Check each line of the records below and collect those that include the word "所以GH".
##### Data supplied
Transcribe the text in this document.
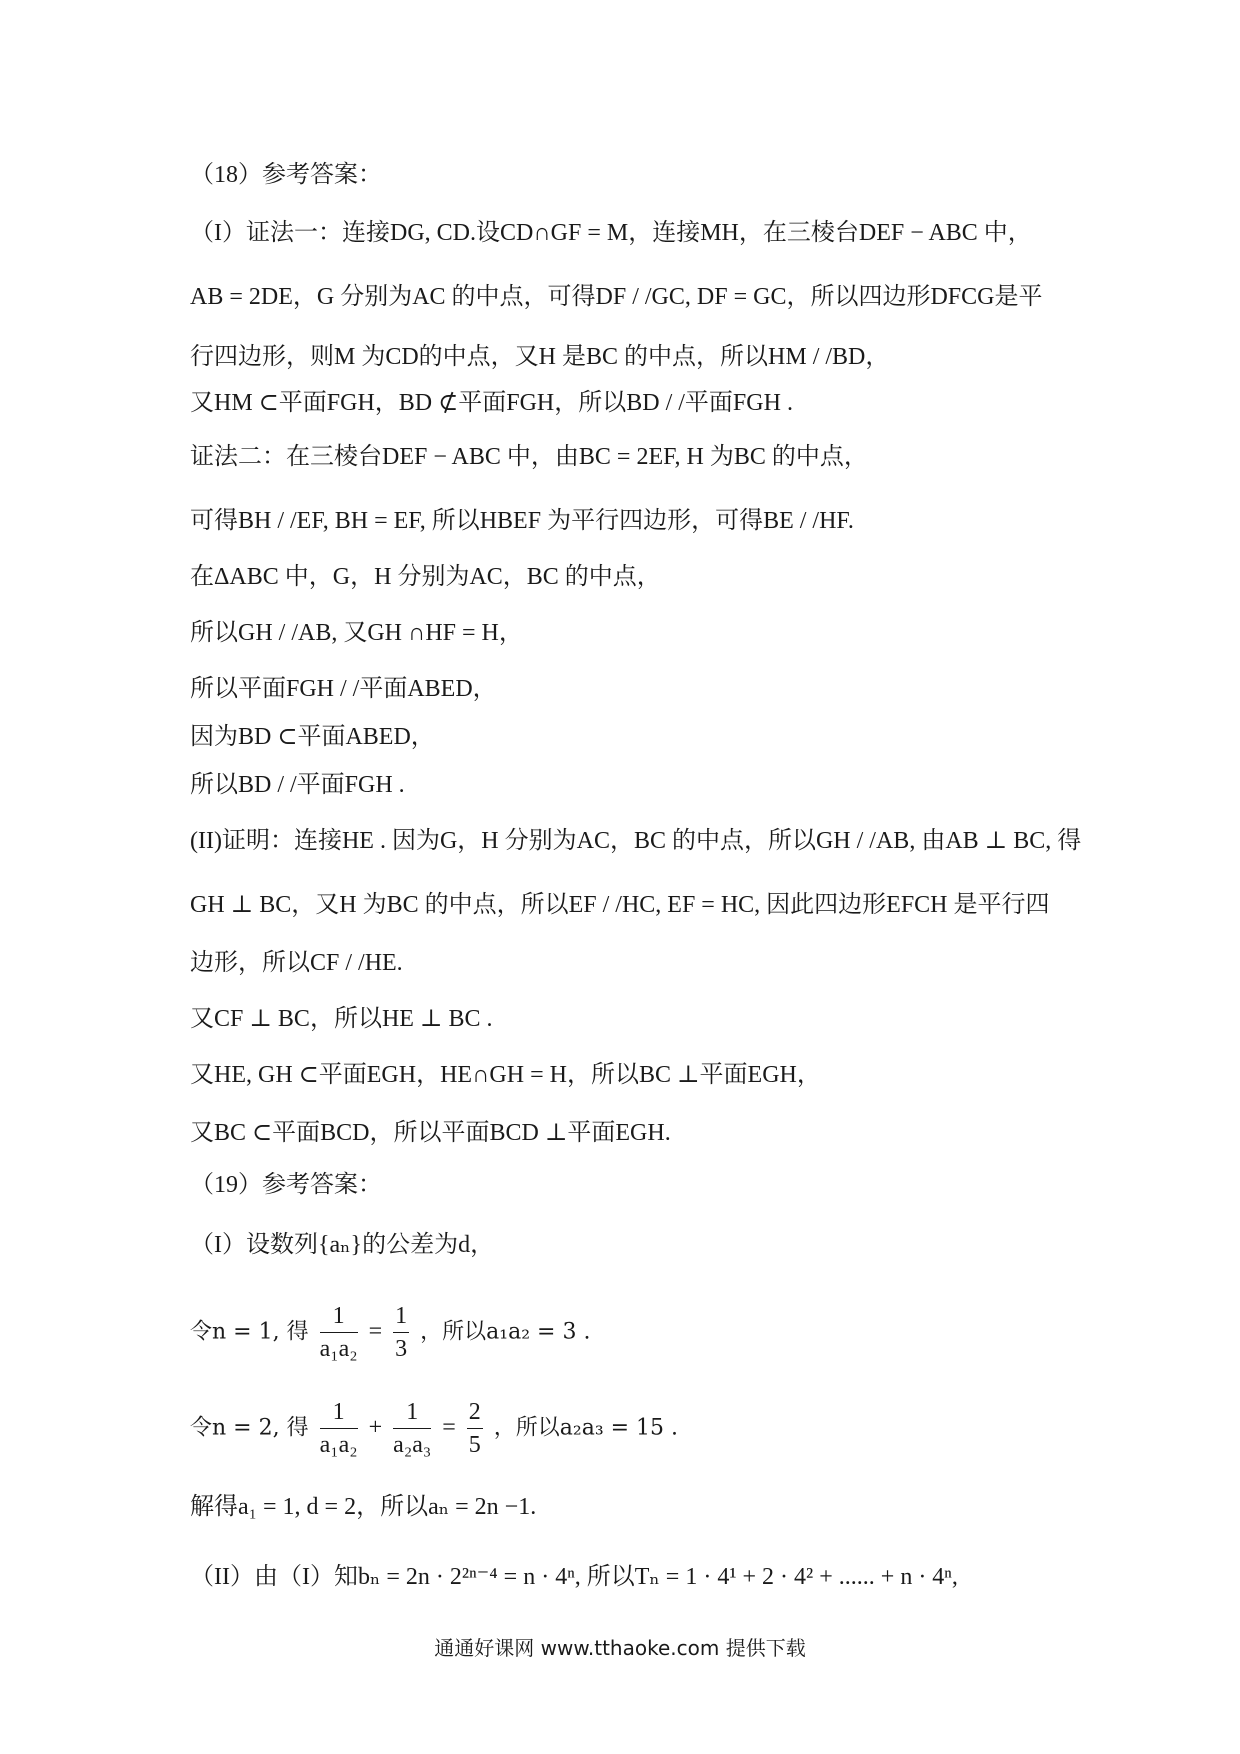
（18）参考答案：
（I）证法一：连接DG, CD.设CD∩GF = M，连接MH，在三棱台DEF − ABC 中，
AB = 2DE，G 分别为AC 的中点，可得DF / /GC, DF = GC，所以四边形DFCG是平
行四边形，则M 为CD的中点，又H 是BC 的中点，所以HM / /BD，
又HM ⊂平面FGH，BD ⊄平面FGH，所以BD / /平面FGH .
证法二：在三棱台DEF − ABC 中，由BC = 2EF, H 为BC 的中点，
可得BH / /EF, BH = EF, 所以HBEF 为平行四边形，可得BE / /HF.
在ΔABC 中，G，H 分别为AC，BC 的中点，
所以GH / /AB, 又GH ∩HF = H，
所以平面FGH / /平面ABED，
因为BD ⊂平面ABED，
所以BD / /平面FGH .
(II)证明：连接HE . 因为G，H 分别为AC，BC 的中点，所以GH / /AB, 由AB ⊥ BC, 得
GH ⊥ BC，又H 为BC 的中点，所以EF / /HC, EF = HC, 因此四边形EFCH 是平行四
边形，所以CF / /HE.
又CF ⊥ BC，所以HE ⊥ BC .
又HE, GH ⊂平面EGH，HE∩GH = H，所以BC ⊥平面EGH，
又BC ⊂平面BCD，所以平面BCD ⊥平面EGH.
（19）参考答案：
（I）设数列{aₙ}的公差为d，
令n = 1, 得 $\frac{1}{\text{a₁a₂}} = \frac{1}{3}$ ，所以a₁a₂ = 3 .
令n = 2, 得 $\frac{1}{\text{a₁a₂}} + \frac{1}{\text{a₂a₃}} = \frac{2}{5}$ ，所以a₂a₃ = 15 .
解得a₁ = 1, d = 2，所以aₙ = 2n −1.
（II）由（I）知bₙ = 2n · 2²ⁿ⁻⁴ = n · 4ⁿ, 所以Tₙ = 1 · 4¹ + 2 · 4² + ...... + n · 4ⁿ,
通通好课网 www.tthaoke.com 提供下载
##########
Result:
所以GH / /AB, 又GH ∩HF = H，
(II)证明：连接HE . 因为G，H 分别为AC，BC 的中点，所以GH / /AB, 由AB ⊥ BC, 得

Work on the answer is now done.